■ Short exercise
Search the records that follow and extract every line containing the string "valor".

■ Extracted information

::::::::

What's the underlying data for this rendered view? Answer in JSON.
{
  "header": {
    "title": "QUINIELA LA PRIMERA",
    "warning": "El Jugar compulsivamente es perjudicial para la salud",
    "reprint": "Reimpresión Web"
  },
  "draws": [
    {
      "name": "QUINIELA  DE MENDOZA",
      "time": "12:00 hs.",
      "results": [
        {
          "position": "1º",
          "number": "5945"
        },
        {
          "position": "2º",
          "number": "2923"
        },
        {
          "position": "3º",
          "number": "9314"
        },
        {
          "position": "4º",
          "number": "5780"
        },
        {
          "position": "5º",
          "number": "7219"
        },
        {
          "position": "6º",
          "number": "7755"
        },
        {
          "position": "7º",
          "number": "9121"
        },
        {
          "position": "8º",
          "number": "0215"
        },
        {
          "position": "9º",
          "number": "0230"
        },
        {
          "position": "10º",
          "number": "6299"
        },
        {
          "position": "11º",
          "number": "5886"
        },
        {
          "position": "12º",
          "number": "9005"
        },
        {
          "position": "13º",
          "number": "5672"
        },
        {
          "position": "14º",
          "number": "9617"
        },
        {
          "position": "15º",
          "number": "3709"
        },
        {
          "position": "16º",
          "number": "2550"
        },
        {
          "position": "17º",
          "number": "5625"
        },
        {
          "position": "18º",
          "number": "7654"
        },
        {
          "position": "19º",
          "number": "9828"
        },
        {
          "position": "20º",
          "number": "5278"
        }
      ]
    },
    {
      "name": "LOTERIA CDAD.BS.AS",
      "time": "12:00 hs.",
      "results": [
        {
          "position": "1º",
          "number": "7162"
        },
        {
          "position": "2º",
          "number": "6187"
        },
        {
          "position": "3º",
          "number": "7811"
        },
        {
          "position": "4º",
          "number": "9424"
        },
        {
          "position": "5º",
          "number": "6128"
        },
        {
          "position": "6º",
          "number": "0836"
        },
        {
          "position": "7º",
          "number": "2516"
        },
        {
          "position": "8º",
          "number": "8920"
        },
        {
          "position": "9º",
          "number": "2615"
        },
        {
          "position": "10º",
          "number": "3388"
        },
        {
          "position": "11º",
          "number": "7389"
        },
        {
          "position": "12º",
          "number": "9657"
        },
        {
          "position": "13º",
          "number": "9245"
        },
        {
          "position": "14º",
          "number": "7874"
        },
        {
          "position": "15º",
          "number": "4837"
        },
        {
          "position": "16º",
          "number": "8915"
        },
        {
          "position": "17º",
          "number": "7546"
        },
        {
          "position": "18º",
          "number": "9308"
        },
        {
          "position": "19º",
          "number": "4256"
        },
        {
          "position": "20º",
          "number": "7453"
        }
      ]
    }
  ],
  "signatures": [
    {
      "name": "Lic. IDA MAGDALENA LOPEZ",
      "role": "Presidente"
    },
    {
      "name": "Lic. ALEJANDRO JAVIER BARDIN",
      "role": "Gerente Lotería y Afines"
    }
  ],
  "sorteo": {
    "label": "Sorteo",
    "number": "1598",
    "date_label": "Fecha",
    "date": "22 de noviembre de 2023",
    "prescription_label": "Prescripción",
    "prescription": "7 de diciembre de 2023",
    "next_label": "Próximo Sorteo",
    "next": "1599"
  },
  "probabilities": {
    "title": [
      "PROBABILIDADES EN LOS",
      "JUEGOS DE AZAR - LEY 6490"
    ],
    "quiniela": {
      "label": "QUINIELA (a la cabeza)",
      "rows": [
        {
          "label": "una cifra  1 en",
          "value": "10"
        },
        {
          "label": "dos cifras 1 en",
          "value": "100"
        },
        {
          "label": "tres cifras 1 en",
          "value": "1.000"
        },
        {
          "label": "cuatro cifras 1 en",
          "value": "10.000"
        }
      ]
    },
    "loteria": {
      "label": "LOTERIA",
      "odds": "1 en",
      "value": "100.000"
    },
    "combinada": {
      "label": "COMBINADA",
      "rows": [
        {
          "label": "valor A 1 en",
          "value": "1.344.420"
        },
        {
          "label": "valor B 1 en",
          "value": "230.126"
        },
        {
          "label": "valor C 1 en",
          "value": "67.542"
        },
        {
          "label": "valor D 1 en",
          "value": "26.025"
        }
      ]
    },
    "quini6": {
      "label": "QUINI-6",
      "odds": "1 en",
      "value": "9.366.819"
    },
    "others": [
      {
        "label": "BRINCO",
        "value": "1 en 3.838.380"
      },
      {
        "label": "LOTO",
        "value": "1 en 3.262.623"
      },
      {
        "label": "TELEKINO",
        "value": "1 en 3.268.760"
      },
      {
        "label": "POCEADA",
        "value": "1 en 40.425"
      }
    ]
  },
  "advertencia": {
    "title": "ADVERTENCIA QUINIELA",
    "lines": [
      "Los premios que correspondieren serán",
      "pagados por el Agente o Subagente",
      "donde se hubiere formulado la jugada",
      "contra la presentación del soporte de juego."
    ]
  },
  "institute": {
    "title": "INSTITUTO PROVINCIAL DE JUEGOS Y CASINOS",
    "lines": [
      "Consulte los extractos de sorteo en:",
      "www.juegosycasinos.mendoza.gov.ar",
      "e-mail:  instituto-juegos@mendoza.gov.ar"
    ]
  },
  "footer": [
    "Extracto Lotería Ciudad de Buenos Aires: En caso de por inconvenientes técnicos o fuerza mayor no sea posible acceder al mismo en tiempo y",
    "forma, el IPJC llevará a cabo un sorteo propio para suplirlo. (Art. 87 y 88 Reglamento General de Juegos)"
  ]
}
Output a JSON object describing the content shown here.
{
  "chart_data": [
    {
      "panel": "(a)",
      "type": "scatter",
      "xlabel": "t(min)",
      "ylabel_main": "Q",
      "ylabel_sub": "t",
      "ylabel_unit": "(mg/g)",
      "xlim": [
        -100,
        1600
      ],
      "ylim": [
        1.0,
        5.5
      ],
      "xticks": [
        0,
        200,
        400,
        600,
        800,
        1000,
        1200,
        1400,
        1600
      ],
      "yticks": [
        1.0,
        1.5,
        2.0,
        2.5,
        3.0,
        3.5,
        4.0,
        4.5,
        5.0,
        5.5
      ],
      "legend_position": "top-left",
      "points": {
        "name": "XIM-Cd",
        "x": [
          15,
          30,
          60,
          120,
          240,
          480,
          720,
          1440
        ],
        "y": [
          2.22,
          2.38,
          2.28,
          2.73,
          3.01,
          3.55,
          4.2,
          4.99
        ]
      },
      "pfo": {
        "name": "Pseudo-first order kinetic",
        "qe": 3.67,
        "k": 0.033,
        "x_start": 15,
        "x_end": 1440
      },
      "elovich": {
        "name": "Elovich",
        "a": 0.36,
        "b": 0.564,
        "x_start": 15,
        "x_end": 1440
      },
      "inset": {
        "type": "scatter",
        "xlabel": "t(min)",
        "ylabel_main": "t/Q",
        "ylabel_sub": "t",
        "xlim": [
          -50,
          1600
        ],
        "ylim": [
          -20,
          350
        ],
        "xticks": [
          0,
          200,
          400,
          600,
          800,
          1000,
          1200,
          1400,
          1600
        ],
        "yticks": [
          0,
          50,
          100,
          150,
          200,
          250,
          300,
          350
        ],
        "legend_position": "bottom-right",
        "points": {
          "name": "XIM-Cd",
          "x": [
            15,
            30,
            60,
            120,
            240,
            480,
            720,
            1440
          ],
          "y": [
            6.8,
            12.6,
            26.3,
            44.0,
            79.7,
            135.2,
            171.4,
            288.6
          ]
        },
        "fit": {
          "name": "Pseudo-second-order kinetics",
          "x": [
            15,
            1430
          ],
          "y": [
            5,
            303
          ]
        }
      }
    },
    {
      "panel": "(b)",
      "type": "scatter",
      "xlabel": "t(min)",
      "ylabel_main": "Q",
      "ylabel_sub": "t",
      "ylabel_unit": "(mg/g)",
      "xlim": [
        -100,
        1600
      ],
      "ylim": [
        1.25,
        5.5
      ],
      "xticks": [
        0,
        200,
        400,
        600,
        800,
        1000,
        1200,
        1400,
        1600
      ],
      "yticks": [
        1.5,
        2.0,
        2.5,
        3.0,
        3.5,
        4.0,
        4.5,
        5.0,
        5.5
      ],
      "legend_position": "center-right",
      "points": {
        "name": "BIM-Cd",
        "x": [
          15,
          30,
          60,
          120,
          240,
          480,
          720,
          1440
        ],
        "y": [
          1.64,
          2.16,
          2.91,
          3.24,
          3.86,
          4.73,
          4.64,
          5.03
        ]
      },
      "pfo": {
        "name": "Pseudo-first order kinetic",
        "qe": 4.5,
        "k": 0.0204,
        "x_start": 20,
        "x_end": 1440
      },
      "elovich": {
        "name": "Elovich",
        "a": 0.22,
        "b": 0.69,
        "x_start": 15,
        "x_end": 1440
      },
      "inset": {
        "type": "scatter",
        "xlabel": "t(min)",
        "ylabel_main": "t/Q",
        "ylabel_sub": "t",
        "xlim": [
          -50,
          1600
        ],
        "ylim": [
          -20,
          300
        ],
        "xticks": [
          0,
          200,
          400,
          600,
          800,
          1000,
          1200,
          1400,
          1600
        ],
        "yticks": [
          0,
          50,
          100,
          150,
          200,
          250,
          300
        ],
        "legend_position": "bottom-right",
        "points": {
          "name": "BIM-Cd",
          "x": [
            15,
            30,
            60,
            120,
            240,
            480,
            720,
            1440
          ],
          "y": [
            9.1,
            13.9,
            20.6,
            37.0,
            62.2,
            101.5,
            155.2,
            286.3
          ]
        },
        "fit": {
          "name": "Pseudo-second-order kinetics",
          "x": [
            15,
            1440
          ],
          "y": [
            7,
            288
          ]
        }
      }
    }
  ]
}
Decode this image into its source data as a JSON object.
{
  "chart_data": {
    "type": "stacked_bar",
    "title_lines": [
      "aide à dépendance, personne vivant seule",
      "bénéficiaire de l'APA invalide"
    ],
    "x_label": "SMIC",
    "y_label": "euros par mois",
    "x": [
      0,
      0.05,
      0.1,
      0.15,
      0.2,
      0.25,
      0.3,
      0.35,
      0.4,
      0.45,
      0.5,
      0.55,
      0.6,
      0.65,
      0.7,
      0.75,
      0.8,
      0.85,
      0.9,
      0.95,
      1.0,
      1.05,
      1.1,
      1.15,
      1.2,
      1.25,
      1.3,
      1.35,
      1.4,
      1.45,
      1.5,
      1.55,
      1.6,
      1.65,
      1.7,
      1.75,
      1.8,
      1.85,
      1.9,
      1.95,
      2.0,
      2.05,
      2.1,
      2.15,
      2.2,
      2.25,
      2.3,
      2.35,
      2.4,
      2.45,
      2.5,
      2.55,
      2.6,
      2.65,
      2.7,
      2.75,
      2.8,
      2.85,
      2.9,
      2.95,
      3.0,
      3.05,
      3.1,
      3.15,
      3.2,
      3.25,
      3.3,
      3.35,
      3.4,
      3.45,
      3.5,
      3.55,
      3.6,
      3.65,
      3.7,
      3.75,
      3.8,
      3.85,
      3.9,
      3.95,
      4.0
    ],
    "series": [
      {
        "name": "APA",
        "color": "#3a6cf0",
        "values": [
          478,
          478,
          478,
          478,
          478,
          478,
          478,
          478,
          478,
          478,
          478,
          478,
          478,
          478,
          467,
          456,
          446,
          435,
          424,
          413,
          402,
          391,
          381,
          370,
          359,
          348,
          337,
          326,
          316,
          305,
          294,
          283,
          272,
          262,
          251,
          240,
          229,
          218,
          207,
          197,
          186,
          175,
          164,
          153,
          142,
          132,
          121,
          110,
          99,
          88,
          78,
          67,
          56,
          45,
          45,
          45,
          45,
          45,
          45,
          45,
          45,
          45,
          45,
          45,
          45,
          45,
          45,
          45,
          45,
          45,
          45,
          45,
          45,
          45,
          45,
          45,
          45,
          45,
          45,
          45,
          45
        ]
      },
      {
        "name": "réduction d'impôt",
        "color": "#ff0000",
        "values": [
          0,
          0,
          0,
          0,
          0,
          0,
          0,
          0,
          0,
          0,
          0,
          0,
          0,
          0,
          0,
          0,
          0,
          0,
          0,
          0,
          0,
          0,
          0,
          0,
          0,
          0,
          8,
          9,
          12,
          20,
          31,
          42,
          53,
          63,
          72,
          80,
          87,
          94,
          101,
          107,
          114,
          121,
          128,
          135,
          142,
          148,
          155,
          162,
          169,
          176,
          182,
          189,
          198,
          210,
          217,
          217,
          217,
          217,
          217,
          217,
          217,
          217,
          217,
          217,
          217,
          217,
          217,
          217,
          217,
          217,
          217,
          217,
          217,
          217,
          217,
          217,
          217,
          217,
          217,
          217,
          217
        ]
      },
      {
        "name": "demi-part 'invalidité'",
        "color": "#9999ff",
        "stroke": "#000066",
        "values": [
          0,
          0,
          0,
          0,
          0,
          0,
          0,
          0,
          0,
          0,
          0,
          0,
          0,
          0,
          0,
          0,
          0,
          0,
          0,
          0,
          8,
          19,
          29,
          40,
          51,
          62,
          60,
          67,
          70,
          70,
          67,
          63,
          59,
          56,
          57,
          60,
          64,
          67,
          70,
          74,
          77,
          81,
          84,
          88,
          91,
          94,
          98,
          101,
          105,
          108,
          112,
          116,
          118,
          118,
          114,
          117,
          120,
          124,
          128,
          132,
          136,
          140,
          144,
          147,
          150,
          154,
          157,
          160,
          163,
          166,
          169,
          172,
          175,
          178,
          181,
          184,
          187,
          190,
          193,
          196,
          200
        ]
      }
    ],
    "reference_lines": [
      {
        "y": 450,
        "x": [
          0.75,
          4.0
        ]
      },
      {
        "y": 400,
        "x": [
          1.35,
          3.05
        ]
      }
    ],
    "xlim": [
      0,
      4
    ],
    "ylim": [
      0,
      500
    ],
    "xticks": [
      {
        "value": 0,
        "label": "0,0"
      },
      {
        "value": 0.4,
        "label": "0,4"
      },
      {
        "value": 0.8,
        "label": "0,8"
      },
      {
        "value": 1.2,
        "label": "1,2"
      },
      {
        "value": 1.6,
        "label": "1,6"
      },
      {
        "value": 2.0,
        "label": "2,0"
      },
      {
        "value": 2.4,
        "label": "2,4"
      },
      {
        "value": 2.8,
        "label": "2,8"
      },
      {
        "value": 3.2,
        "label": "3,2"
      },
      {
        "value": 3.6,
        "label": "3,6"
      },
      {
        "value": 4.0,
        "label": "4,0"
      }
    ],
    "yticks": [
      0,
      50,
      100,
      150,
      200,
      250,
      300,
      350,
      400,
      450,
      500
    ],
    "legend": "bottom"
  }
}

::::::::

■ Answer to the problem
          "label": "valor A 1 en",
          "label": "valor B 1 en",
          "label": "valor C 1 en",
          "label": "valor D 1 en",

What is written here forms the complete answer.